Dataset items
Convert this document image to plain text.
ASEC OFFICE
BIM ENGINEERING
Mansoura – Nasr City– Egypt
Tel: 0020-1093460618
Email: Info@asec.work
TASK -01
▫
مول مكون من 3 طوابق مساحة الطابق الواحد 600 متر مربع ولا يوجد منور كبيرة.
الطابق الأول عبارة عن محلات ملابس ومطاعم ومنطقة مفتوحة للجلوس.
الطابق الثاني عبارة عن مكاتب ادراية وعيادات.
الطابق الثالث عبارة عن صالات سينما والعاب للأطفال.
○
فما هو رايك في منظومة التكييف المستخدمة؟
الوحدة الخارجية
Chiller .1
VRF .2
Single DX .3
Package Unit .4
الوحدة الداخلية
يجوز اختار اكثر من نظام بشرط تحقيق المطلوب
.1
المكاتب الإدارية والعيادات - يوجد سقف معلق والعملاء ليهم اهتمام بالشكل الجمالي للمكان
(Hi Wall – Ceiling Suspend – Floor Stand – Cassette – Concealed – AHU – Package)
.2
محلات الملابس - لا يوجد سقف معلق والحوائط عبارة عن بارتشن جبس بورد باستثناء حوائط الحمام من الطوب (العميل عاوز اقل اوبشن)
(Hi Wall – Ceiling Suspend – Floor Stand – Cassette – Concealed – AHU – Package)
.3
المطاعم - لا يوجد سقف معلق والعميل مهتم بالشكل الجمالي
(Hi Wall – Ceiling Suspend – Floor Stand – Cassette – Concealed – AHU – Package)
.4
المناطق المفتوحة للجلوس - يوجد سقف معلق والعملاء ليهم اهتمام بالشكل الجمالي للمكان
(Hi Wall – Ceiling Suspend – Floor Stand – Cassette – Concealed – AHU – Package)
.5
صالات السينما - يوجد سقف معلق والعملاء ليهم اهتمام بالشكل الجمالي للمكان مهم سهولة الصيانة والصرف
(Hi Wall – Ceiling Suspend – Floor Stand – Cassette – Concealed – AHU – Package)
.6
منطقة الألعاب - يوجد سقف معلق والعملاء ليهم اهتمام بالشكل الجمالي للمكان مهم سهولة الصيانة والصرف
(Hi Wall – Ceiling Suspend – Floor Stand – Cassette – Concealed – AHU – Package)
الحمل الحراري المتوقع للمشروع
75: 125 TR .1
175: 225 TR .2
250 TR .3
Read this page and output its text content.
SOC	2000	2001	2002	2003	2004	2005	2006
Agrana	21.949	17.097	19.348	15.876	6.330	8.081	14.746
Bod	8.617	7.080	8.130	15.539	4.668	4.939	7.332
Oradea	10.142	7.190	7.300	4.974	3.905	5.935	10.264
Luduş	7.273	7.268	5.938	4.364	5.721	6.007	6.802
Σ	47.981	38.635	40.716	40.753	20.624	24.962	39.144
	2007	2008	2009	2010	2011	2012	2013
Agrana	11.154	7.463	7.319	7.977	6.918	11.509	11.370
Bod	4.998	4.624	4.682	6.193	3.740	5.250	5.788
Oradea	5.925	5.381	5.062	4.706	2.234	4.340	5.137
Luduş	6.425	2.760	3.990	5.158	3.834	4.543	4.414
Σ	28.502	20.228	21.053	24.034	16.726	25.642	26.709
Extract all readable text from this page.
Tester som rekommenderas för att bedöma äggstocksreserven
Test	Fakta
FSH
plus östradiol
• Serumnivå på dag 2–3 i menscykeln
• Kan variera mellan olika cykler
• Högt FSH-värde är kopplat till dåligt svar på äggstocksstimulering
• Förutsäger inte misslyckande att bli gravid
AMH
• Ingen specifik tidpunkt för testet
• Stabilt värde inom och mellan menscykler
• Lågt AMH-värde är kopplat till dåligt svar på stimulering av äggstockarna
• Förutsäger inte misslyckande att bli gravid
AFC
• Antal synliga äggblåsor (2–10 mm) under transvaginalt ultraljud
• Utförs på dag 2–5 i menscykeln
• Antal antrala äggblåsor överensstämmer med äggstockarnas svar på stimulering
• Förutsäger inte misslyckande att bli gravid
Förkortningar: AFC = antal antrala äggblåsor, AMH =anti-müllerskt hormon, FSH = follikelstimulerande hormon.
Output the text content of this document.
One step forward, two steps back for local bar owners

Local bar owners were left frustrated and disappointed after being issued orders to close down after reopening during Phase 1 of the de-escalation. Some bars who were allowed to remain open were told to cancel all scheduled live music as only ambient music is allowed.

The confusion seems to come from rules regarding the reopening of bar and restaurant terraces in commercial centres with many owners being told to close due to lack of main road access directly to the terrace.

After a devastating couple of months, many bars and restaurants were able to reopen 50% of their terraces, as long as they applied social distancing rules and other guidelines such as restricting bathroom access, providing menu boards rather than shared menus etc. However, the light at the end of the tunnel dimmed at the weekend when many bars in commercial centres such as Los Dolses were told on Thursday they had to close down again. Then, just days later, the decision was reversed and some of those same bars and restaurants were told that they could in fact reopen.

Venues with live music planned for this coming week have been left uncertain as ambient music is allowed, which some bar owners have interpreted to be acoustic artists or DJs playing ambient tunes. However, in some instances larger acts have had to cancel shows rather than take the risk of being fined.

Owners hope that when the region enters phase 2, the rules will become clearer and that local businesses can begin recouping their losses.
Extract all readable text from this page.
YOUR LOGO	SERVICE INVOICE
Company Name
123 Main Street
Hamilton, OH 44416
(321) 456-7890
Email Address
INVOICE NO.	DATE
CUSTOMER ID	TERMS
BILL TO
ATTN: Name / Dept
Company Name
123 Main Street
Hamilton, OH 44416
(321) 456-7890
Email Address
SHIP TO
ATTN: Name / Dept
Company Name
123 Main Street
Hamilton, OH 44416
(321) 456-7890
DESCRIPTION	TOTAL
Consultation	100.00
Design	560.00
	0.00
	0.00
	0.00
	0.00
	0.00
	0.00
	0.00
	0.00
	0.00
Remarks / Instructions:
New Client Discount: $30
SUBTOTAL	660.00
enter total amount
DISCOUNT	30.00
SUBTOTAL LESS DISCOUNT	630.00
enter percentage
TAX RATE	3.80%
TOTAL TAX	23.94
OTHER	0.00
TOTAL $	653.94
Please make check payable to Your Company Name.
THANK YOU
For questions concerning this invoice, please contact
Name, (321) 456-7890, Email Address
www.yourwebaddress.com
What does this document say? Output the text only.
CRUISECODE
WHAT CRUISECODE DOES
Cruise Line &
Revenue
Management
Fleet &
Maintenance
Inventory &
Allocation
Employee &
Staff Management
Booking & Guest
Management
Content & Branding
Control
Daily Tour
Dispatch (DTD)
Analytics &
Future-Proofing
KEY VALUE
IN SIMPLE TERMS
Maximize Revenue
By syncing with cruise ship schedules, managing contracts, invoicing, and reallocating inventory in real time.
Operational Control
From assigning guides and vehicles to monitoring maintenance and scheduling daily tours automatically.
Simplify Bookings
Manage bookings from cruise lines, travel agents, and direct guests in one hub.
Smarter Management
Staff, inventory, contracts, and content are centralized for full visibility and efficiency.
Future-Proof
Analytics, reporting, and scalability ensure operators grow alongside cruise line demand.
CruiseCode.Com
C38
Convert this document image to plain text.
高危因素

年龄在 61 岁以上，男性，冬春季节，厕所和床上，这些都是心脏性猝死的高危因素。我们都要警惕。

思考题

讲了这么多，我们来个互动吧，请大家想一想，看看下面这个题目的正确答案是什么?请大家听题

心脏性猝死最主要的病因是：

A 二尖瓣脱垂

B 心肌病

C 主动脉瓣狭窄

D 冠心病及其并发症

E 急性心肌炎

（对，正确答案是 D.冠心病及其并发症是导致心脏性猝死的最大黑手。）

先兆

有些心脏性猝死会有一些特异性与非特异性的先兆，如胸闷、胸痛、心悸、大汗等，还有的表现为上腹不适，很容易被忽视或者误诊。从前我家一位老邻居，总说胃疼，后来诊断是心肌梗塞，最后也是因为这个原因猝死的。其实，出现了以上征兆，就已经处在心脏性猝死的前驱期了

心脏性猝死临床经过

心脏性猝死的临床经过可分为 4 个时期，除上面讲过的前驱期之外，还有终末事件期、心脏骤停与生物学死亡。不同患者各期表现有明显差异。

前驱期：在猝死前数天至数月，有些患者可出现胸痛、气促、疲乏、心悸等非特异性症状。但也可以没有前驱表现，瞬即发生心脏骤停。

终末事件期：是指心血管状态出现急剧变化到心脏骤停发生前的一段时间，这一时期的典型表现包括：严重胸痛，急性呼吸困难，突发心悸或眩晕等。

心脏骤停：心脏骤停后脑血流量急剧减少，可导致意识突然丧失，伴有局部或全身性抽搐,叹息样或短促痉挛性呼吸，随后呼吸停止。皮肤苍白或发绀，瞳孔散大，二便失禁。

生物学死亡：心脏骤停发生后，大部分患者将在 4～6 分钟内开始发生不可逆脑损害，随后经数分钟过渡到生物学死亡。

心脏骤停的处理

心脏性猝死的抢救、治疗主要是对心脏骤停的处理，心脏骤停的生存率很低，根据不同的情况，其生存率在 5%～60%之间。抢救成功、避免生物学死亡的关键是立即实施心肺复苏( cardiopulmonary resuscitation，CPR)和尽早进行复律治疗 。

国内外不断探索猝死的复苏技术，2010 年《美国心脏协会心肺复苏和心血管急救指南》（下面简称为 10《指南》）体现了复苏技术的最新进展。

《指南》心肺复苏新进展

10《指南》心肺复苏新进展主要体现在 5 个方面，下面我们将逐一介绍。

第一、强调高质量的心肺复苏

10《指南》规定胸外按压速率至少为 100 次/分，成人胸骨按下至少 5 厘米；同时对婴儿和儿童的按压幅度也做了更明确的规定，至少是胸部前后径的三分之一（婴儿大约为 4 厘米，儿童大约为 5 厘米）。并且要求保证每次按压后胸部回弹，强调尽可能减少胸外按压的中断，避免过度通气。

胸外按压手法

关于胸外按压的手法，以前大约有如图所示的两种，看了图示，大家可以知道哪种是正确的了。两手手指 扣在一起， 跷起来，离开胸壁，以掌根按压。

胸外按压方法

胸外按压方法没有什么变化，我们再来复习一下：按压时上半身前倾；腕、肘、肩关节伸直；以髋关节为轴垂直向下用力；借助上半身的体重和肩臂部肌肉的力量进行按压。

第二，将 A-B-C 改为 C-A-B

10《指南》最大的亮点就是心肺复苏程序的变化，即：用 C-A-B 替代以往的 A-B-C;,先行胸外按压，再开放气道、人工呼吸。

(EXERCISE REQUIREMENTS):
From the listing above, collect each line in which the string "värde" appears.

(RESPONSE):
• Högt FSH-värde är kopplat till dåligt svar på äggstocksstimulering
• Stabilt värde inom och mellan menscykler
• Lågt AMH-värde är kopplat till dåligt svar på stimulering av äggstockarna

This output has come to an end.